BEGIN Data provided
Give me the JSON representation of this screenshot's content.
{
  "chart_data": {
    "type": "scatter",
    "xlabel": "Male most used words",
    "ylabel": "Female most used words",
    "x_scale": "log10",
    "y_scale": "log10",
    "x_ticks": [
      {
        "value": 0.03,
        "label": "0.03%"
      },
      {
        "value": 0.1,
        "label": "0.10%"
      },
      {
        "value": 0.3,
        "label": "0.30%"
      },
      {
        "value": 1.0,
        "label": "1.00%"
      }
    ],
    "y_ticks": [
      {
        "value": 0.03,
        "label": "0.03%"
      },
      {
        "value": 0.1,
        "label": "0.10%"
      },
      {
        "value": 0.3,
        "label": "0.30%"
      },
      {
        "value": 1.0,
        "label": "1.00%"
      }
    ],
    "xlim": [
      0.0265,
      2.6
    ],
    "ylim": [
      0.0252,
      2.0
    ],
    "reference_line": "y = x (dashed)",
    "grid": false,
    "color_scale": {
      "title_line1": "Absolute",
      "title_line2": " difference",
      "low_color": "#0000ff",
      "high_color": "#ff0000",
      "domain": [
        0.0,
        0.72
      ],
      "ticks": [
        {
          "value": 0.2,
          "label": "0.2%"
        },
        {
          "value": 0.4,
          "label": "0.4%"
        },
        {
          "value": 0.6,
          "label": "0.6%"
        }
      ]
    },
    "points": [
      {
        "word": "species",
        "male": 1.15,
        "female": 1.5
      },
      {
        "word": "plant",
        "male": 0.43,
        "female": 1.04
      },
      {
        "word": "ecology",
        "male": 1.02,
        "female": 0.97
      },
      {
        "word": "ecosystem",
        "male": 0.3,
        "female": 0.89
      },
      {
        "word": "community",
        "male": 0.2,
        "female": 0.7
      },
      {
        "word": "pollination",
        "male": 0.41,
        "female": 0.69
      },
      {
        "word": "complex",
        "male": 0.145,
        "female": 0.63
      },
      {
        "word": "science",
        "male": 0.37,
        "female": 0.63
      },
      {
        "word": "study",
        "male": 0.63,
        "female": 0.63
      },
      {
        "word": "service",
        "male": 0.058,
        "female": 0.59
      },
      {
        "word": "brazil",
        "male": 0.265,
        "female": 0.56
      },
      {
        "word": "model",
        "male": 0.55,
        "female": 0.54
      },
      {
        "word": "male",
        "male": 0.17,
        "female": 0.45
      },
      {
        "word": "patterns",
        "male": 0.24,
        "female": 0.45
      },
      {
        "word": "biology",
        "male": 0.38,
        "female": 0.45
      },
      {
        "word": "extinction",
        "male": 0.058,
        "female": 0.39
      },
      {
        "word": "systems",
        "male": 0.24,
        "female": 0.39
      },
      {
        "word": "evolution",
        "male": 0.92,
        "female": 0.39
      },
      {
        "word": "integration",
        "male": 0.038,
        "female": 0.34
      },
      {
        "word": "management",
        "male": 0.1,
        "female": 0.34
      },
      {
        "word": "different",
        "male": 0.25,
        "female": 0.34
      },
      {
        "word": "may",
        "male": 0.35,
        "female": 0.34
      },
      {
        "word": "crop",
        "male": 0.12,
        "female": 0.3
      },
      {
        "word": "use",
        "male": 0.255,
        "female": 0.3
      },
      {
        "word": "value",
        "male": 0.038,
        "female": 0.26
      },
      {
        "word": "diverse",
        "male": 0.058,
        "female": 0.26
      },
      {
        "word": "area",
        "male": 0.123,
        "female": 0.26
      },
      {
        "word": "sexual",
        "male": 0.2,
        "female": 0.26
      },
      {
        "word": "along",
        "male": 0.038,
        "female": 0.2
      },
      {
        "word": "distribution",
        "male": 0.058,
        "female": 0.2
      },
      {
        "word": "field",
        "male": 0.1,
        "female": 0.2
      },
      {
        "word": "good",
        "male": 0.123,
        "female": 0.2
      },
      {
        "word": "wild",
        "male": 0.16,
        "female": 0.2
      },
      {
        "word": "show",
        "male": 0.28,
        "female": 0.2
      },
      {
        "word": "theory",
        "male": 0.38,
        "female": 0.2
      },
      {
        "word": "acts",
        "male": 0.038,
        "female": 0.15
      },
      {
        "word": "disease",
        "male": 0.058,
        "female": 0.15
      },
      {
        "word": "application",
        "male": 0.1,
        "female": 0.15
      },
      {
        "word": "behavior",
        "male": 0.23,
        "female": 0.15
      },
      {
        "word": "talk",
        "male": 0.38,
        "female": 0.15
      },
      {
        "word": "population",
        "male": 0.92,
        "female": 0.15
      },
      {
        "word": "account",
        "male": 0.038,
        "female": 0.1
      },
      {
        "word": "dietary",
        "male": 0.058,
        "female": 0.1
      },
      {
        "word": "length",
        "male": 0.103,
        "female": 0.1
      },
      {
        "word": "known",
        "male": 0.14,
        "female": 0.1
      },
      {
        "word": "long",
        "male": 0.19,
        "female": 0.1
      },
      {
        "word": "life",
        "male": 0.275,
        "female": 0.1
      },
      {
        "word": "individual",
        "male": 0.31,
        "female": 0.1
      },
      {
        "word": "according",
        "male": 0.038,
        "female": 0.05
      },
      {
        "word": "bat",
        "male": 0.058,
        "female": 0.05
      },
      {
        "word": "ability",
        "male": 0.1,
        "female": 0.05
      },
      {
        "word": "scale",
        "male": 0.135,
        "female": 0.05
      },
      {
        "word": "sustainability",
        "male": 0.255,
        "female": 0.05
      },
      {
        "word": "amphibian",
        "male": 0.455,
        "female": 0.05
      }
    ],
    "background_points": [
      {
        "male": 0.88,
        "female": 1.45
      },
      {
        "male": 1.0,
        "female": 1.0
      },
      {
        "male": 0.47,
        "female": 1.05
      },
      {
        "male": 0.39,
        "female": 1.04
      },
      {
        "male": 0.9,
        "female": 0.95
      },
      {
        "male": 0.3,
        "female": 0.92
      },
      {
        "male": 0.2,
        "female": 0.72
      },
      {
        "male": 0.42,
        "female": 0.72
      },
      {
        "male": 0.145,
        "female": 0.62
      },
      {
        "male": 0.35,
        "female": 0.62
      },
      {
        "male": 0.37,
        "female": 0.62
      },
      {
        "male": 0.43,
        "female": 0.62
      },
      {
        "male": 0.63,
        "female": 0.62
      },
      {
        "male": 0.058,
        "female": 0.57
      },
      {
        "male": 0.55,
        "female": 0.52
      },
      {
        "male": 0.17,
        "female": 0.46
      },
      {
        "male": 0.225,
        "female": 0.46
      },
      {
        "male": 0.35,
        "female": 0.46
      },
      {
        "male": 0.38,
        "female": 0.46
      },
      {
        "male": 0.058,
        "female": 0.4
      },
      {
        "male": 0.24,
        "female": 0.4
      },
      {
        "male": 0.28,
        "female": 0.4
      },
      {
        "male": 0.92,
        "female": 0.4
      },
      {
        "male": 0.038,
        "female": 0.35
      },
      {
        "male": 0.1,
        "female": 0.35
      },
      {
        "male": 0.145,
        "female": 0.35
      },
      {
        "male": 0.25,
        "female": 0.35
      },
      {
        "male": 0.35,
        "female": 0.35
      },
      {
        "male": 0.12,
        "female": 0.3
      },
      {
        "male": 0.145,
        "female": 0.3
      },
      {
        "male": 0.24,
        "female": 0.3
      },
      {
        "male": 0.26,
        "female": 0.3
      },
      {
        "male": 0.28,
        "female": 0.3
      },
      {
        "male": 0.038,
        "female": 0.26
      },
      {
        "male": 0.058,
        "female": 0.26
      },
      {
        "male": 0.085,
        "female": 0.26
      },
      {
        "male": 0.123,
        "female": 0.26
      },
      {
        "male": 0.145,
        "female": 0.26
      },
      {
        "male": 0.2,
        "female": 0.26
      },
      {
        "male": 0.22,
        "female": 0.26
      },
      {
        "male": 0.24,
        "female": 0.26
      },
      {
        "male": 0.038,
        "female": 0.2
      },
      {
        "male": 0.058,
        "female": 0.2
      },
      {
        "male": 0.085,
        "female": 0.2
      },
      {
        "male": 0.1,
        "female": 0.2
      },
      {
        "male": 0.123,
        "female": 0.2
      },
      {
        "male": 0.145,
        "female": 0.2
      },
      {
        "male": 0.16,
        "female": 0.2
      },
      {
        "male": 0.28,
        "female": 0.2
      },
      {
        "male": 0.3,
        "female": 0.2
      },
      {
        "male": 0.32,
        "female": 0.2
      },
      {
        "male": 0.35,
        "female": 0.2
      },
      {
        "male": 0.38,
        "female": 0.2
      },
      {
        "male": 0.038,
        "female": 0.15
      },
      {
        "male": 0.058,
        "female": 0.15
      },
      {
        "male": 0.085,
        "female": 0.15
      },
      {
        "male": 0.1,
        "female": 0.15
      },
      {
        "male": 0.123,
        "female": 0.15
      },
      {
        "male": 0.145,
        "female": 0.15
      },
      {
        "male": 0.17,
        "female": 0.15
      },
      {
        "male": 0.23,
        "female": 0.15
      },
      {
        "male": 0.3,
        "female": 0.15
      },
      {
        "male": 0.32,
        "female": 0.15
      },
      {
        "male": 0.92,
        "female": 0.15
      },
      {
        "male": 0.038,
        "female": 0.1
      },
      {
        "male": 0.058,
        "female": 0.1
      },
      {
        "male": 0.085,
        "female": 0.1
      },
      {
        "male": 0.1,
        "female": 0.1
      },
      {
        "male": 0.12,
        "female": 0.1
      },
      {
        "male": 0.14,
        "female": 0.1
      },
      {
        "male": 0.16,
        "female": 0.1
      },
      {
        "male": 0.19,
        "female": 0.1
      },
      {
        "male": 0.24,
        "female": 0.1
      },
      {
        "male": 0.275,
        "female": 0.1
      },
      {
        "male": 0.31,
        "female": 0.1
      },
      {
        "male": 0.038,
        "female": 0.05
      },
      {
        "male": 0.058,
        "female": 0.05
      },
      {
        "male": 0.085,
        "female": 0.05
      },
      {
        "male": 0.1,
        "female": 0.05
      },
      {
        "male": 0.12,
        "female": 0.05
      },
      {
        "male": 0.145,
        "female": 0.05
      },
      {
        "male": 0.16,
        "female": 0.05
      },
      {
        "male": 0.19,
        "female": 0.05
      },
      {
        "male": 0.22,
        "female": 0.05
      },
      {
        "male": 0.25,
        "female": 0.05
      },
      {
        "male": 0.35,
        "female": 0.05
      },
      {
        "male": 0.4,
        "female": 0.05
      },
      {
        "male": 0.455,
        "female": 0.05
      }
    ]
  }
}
END Data provided
■ Job
Collect the complete line wherever the string "most" appears in the records.

■ Output
    "xlabel": "Male most used words",
    "ylabel": "Female most used words",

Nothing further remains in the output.